— begin —
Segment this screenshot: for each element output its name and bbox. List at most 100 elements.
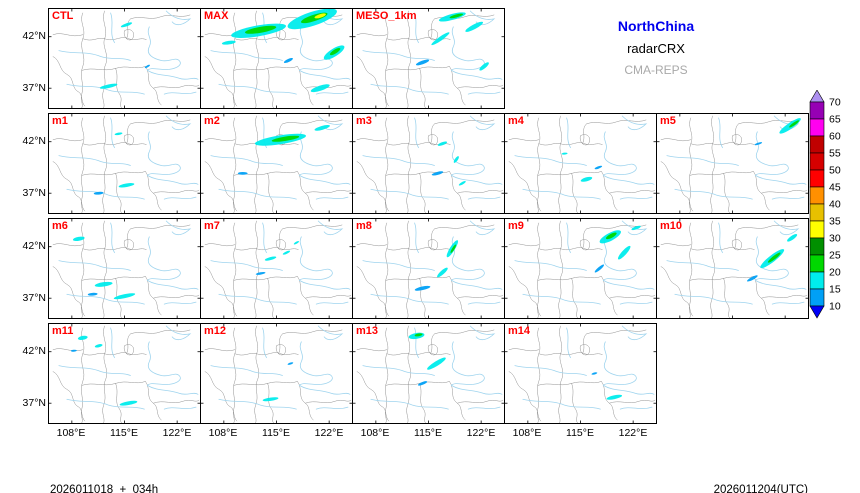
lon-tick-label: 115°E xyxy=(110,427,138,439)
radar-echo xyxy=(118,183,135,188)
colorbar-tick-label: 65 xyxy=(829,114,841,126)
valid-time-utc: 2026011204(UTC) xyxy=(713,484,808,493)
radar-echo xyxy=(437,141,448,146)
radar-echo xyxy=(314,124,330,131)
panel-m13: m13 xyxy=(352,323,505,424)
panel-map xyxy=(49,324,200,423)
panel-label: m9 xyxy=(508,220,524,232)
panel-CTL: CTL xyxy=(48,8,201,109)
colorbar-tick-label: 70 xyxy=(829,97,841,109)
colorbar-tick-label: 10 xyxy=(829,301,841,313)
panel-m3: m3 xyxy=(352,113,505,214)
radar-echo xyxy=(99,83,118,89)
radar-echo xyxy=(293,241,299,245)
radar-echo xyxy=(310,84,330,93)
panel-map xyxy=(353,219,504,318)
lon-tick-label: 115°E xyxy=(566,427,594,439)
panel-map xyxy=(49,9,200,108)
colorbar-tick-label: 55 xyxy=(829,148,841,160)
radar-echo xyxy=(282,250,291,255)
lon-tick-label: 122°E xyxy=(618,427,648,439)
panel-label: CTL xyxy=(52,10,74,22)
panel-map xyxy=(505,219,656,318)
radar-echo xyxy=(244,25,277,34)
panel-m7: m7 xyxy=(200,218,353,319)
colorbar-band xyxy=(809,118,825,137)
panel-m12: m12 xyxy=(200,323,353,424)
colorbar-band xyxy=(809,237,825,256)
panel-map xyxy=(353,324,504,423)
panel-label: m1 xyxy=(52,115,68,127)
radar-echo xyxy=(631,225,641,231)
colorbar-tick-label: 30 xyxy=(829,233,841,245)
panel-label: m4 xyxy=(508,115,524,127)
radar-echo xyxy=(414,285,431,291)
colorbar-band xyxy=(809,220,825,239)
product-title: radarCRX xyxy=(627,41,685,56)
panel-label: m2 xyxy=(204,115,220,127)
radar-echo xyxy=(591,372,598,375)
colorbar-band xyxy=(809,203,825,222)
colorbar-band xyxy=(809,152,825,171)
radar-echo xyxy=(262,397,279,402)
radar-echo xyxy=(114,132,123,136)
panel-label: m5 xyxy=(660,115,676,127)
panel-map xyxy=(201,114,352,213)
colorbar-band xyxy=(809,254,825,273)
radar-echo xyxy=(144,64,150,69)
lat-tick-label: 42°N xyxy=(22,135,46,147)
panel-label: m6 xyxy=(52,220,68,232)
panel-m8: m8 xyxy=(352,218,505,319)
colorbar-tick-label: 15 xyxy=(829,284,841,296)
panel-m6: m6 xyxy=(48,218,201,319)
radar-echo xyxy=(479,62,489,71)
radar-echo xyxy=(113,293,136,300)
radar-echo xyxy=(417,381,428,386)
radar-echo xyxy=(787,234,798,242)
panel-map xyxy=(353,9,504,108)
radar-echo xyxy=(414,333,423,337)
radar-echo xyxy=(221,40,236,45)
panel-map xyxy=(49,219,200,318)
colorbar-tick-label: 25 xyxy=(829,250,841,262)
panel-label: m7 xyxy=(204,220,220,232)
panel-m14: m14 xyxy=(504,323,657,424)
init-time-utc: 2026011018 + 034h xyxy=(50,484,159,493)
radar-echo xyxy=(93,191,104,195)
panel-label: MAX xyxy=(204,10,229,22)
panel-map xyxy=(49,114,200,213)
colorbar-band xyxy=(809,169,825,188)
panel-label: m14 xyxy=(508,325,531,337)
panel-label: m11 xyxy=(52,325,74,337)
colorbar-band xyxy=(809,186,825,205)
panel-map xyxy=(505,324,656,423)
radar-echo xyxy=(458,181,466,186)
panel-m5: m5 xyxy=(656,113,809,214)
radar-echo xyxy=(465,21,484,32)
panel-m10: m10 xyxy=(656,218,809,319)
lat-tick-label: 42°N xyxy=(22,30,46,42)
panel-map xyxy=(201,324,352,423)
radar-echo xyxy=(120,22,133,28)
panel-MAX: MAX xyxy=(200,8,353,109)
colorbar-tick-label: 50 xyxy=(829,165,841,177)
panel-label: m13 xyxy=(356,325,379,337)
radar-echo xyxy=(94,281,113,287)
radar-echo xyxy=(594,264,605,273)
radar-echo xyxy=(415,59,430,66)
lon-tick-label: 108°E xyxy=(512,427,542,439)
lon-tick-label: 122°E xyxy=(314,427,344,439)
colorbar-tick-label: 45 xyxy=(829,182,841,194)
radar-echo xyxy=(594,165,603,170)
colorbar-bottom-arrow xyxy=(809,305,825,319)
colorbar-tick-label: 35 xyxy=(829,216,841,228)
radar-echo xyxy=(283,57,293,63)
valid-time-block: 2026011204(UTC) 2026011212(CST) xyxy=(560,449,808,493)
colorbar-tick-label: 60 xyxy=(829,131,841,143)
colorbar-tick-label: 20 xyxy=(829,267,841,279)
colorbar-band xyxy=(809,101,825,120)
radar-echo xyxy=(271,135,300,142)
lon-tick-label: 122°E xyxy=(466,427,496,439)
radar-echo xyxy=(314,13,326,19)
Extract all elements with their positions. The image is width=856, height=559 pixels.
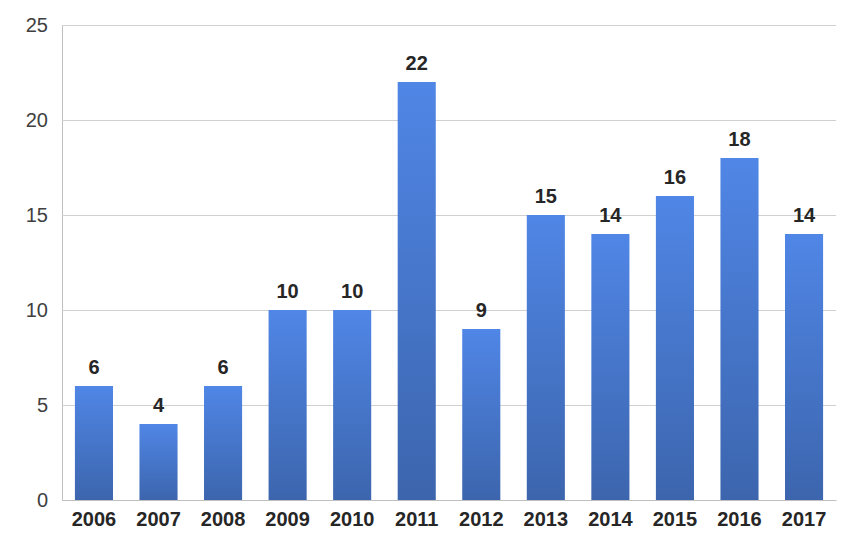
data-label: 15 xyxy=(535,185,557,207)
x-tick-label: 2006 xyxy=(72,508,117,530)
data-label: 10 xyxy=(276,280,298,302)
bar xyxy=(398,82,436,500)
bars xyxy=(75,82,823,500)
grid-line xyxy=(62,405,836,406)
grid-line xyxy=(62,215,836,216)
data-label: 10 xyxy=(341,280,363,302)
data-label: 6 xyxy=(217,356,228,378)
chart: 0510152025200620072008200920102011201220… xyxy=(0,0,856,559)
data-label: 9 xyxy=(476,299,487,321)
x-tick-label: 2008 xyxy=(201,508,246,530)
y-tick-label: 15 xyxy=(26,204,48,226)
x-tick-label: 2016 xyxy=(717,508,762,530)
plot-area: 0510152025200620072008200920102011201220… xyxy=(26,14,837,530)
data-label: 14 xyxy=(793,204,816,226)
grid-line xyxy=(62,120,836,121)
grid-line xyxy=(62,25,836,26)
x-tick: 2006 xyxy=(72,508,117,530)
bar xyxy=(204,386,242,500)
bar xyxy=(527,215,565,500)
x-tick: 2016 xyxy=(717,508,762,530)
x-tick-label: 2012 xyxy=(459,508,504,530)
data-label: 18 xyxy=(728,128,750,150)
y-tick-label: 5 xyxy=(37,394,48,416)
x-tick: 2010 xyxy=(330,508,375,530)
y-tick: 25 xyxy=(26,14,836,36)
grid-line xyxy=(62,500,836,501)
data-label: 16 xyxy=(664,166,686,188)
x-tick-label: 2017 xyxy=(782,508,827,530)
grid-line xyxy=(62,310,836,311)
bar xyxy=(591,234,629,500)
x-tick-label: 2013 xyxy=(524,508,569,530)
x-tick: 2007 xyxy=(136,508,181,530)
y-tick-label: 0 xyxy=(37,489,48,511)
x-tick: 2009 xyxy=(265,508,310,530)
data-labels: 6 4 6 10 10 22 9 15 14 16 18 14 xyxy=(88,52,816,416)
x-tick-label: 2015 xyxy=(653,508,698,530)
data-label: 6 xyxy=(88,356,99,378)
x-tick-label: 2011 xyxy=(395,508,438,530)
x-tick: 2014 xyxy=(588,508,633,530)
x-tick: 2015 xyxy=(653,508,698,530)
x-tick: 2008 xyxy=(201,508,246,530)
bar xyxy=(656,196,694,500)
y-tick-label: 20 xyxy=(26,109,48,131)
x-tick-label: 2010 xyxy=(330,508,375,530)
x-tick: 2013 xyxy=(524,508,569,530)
— end —
(Exercise instructions)
Set down, character for character, the rows from the line containing "lon-tick-label: 115°E xyxy=(110,427,138,439)" up to and including the line containing "radar-echo xyxy=(293,241,299,245)".

(Completed task)
lon-tick-label: 115°E xyxy=(110,427,138,439)
radar-echo xyxy=(118,183,135,188)
colorbar-tick-label: 65 xyxy=(829,114,841,126)
valid-time-utc: 2026011204(UTC) xyxy=(713,484,808,493)
radar-echo xyxy=(437,141,448,146)
radar-echo xyxy=(314,124,330,131)
panel-m13: m13 xyxy=(352,323,505,424)
panel-map xyxy=(49,324,200,423)
panel-label: m9 xyxy=(508,220,524,232)
panel-CTL: CTL xyxy=(48,8,201,109)
colorbar-tick-label: 70 xyxy=(829,97,841,109)
colorbar-tick-label: 10 xyxy=(829,301,841,313)
panel-m3: m3 xyxy=(352,113,505,214)
radar-echo xyxy=(99,83,118,89)
radar-echo xyxy=(293,241,299,245)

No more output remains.